>> BEGIN EXTRACTED ENTRIES
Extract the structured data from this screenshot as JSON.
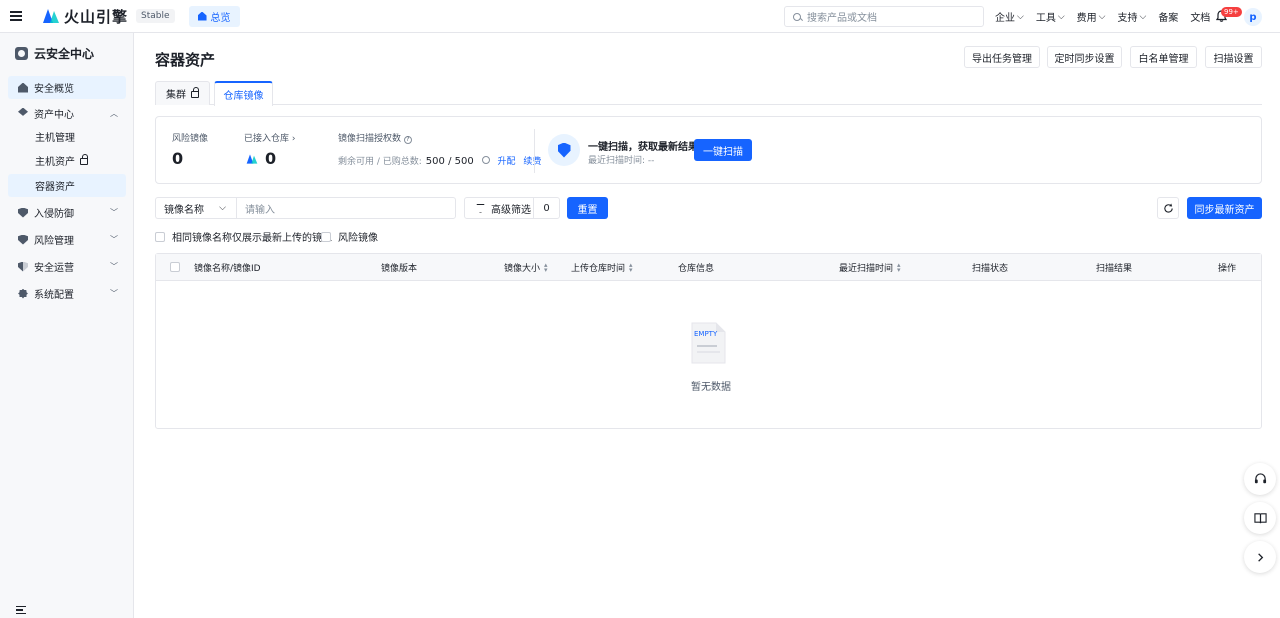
{
  "topbar": {
    "brand": "火山引擎",
    "env_tag": "Stable",
    "home_tab": "总览",
    "search_placeholder": "搜索产品或文档",
    "links": [
      "企业",
      "工具",
      "费用",
      "支持",
      "备案",
      "文档"
    ],
    "notification_badge": "99+",
    "avatar_letter": "p"
  },
  "sidebar": {
    "title": "云安全中心",
    "items": [
      {
        "label": "安全概览"
      },
      {
        "label": "资产中心"
      },
      {
        "label": "主机管理"
      },
      {
        "label": "主机资产"
      },
      {
        "label": "容器资产"
      },
      {
        "label": "入侵防御"
      },
      {
        "label": "风险管理"
      },
      {
        "label": "安全运营"
      },
      {
        "label": "系统配置"
      }
    ]
  },
  "page": {
    "title": "容器资产",
    "actions": [
      "导出任务管理",
      "定时同步设置",
      "白名单管理",
      "扫描设置"
    ],
    "tabs": [
      "集群",
      "仓库镜像"
    ]
  },
  "stats": {
    "risk_images_label": "风险镜像",
    "risk_images_value": "0",
    "repos_label": "已接入仓库",
    "repos_value": "0",
    "auth_label": "镜像扫描授权数",
    "auth_remaining_label": "剩余可用 / 已购总数:",
    "auth_value": "500 / 500",
    "upgrade": "升配",
    "renew": "续费",
    "scan_title": "一键扫描，获取最新结果",
    "last_scan_label": "最近扫描时间: --",
    "scan_button": "一键扫描"
  },
  "filters": {
    "field_select": "镜像名称",
    "input_placeholder": "请输入",
    "advanced_label": "高级筛选",
    "advanced_count": "0",
    "reset": "重置",
    "sync": "同步最新资产",
    "checkbox_latest": "相同镜像名称仅展示最新上传的镜像",
    "checkbox_risk": "风险镜像"
  },
  "table": {
    "columns": [
      "镜像名称/镜像ID",
      "镜像版本",
      "镜像大小",
      "上传仓库时间",
      "仓库信息",
      "最近扫描时间",
      "扫描状态",
      "扫描结果",
      "操作"
    ],
    "empty_image_text": "EMPTY",
    "empty_text": "暂无数据"
  },
  "colors": {
    "primary": "#1664ff",
    "primary_light": "#e8f3ff",
    "badge": "#f53f3f"
  }
}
>> END EXTRACTED ENTRIES
TASK TO COMPLETE -
Copy out the whole listing exactly, and don't carry over any pictures.

WRITTEN RESPONSE -
Extract the structured data from this screenshot as JSON.
{
  "topbar": {
    "brand": "火山引擎",
    "env_tag": "Stable",
    "home_tab": "总览",
    "search_placeholder": "搜索产品或文档",
    "links": [
      "企业",
      "工具",
      "费用",
      "支持",
      "备案",
      "文档"
    ],
    "notification_badge": "99+",
    "avatar_letter": "p"
  },
  "sidebar": {
    "title": "云安全中心",
    "items": [
      {
        "label": "安全概览"
      },
      {
        "label": "资产中心"
      },
      {
        "label": "主机管理"
      },
      {
        "label": "主机资产"
      },
      {
        "label": "容器资产"
      },
      {
        "label": "入侵防御"
      },
      {
        "label": "风险管理"
      },
      {
        "label": "安全运营"
      },
      {
        "label": "系统配置"
      }
    ]
  },
  "page": {
    "title": "容器资产",
    "actions": [
      "导出任务管理",
      "定时同步设置",
      "白名单管理",
      "扫描设置"
    ],
    "tabs": [
      "集群",
      "仓库镜像"
    ]
  },
  "stats": {
    "risk_images_label": "风险镜像",
    "risk_images_value": "0",
    "repos_label": "已接入仓库",
    "repos_value": "0",
    "auth_label": "镜像扫描授权数",
    "auth_remaining_label": "剩余可用 / 已购总数:",
    "auth_value": "500 / 500",
    "upgrade": "升配",
    "renew": "续费",
    "scan_title": "一键扫描，获取最新结果",
    "last_scan_label": "最近扫描时间: --",
    "scan_button": "一键扫描"
  },
  "filters": {
    "field_select": "镜像名称",
    "input_placeholder": "请输入",
    "advanced_label": "高级筛选",
    "advanced_count": "0",
    "reset": "重置",
    "sync": "同步最新资产",
    "checkbox_latest": "相同镜像名称仅展示最新上传的镜像",
    "checkbox_risk": "风险镜像"
  },
  "table": {
    "columns": [
      "镜像名称/镜像ID",
      "镜像版本",
      "镜像大小",
      "上传仓库时间",
      "仓库信息",
      "最近扫描时间",
      "扫描状态",
      "扫描结果",
      "操作"
    ],
    "empty_image_text": "EMPTY",
    "empty_text": "暂无数据"
  },
  "colors": {
    "primary": "#1664ff",
    "primary_light": "#e8f3ff",
    "badge": "#f53f3f"
  }
}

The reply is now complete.